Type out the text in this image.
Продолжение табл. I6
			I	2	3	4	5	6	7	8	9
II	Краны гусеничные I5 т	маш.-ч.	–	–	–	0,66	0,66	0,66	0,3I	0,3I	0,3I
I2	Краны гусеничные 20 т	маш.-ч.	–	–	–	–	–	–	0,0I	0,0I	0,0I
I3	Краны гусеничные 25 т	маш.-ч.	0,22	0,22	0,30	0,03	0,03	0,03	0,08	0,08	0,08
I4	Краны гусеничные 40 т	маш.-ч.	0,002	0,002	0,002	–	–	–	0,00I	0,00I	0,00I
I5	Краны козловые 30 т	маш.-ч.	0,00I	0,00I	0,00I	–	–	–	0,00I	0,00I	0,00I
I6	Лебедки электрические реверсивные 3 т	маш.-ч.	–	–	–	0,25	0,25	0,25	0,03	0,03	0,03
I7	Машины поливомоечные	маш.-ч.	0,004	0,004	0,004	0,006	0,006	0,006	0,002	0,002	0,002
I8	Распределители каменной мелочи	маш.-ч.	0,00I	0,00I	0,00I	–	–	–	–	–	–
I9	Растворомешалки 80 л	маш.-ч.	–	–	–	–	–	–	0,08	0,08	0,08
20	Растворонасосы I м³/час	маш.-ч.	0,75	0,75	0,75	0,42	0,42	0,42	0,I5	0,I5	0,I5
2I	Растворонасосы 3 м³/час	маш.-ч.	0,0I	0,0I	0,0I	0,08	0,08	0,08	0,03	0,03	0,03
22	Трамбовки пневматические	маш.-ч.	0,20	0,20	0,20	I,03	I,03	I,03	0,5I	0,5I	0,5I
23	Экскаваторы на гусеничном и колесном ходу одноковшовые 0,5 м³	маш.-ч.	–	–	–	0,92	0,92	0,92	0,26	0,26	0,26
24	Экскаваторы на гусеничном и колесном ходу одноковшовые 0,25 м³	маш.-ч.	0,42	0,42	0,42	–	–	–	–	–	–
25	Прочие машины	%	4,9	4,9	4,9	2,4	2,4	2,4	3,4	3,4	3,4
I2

###

» **REQUIRED WORK**: Look through the data above. Copy every line with the string "Растворонасосы" in it.

» **TASK RESULT**:
20	Растворонасосы I м³/час	маш.-ч.	0,75	0,75	0,75	0,42	0,42	0,42	0,I5	0,I5	0,I5
2I	Растворонасосы 3 м³/час	маш.-ч.	0,0I	0,0I	0,0I	0,08	0,08	0,08	0,03	0,03	0,03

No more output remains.